_Challenge_
Will you write out all the entries below exactly?
begin
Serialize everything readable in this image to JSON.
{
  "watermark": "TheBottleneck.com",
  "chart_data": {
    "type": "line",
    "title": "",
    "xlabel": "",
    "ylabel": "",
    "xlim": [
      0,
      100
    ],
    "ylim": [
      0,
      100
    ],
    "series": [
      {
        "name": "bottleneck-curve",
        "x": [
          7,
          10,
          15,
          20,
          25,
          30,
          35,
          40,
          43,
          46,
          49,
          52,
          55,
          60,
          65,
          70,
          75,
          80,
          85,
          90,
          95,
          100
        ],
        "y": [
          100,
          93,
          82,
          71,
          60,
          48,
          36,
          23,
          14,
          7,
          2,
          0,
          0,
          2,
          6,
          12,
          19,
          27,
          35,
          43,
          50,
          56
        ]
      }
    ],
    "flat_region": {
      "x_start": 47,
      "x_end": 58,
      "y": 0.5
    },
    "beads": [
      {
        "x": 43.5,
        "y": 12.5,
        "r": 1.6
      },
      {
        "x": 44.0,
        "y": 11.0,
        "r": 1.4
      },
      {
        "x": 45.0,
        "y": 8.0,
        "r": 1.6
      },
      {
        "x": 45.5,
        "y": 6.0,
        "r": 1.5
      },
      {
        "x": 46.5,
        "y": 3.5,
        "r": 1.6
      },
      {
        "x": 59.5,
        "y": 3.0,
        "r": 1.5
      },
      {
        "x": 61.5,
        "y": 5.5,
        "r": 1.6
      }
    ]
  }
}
end
_Expected answer_
Serialize everything readable in this image to JSON.
{
  "watermark": "TheBottleneck.com",
  "chart_data": {
    "type": "line",
    "title": "",
    "xlabel": "",
    "ylabel": "",
    "xlim": [
      0,
      100
    ],
    "ylim": [
      0,
      100
    ],
    "series": [
      {
        "name": "bottleneck-curve",
        "x": [
          7,
          10,
          15,
          20,
          25,
          30,
          35,
          40,
          43,
          46,
          49,
          52,
          55,
          60,
          65,
          70,
          75,
          80,
          85,
          90,
          95,
          100
        ],
        "y": [
          100,
          93,
          82,
          71,
          60,
          48,
          36,
          23,
          14,
          7,
          2,
          0,
          0,
          2,
          6,
          12,
          19,
          27,
          35,
          43,
          50,
          56
        ]
      }
    ],
    "flat_region": {
      "x_start": 47,
      "x_end": 58,
      "y": 0.5
    },
    "beads": [
      {
        "x": 43.5,
        "y": 12.5,
        "r": 1.6
      },
      {
        "x": 44.0,
        "y": 11.0,
        "r": 1.4
      },
      {
        "x": 45.0,
        "y": 8.0,
        "r": 1.6
      },
      {
        "x": 45.5,
        "y": 6.0,
        "r": 1.5
      },
      {
        "x": 46.5,
        "y": 3.5,
        "r": 1.6
      },
      {
        "x": 59.5,
        "y": 3.0,
        "r": 1.5
      },
      {
        "x": 61.5,
        "y": 5.5,
        "r": 1.6
      }
    ]
  }
}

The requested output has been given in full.